_The problem_. Give the listing again exactly, omitting its images.

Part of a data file
-----
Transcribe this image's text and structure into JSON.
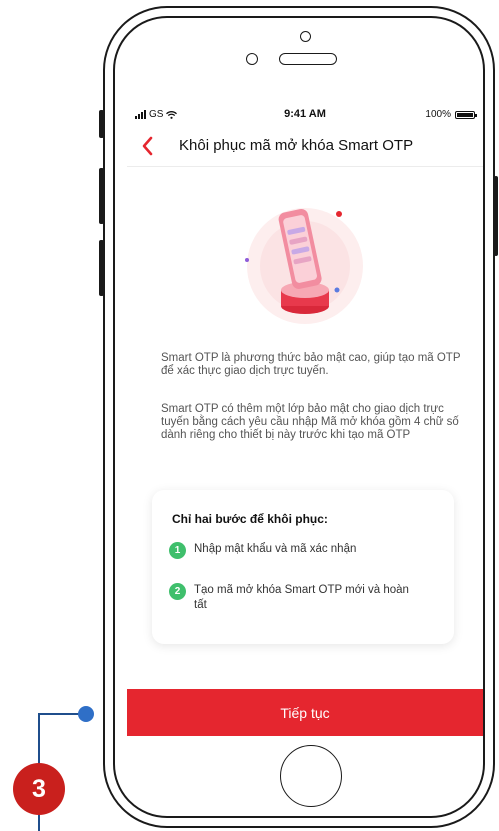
{
  "annotation": {
    "step_number": "3"
  },
  "statusbar": {
    "carrier": "GS",
    "time": "9:41 AM",
    "battery": "100%"
  },
  "navbar": {
    "title": "Khôi phục mã mở khóa Smart OTP"
  },
  "content": {
    "description_1": "Smart OTP là phương thức bảo mật cao, giúp tạo mã OTP để xác thực giao dịch trực tuyến.",
    "description_2": "Smart OTP có thêm một lớp bảo mật cho giao dịch trực tuyến bằng cách yêu cầu nhập Mã mở khóa gồm 4 chữ số dành riêng cho thiết bị này trước khi tạo mã OTP"
  },
  "steps_card": {
    "title": "Chỉ hai bước để khôi phục:",
    "steps": [
      {
        "number": "1",
        "text": "Nhập mật khẩu và mã xác nhận"
      },
      {
        "number": "2",
        "text": "Tạo mã mở khóa Smart OTP mới và hoàn tất"
      }
    ]
  },
  "cta": {
    "label": "Tiếp tục"
  },
  "colors": {
    "primary_red": "#e5262f",
    "step_green": "#3fbf6c",
    "annotation_red": "#c9201d",
    "annotation_blue": "#2f6fc7"
  }
}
-----
_Answer for the task_.
Transcribe this image's text and structure into JSON.
{
  "annotation": {
    "step_number": "3"
  },
  "statusbar": {
    "carrier": "GS",
    "time": "9:41 AM",
    "battery": "100%"
  },
  "navbar": {
    "title": "Khôi phục mã mở khóa Smart OTP"
  },
  "content": {
    "description_1": "Smart OTP là phương thức bảo mật cao, giúp tạo mã OTP để xác thực giao dịch trực tuyến.",
    "description_2": "Smart OTP có thêm một lớp bảo mật cho giao dịch trực tuyến bằng cách yêu cầu nhập Mã mở khóa gồm 4 chữ số dành riêng cho thiết bị này trước khi tạo mã OTP"
  },
  "steps_card": {
    "title": "Chỉ hai bước để khôi phục:",
    "steps": [
      {
        "number": "1",
        "text": "Nhập mật khẩu và mã xác nhận"
      },
      {
        "number": "2",
        "text": "Tạo mã mở khóa Smart OTP mới và hoàn tất"
      }
    ]
  },
  "cta": {
    "label": "Tiếp tục"
  },
  "colors": {
    "primary_red": "#e5262f",
    "step_green": "#3fbf6c",
    "annotation_red": "#c9201d",
    "annotation_blue": "#2f6fc7"
  }
}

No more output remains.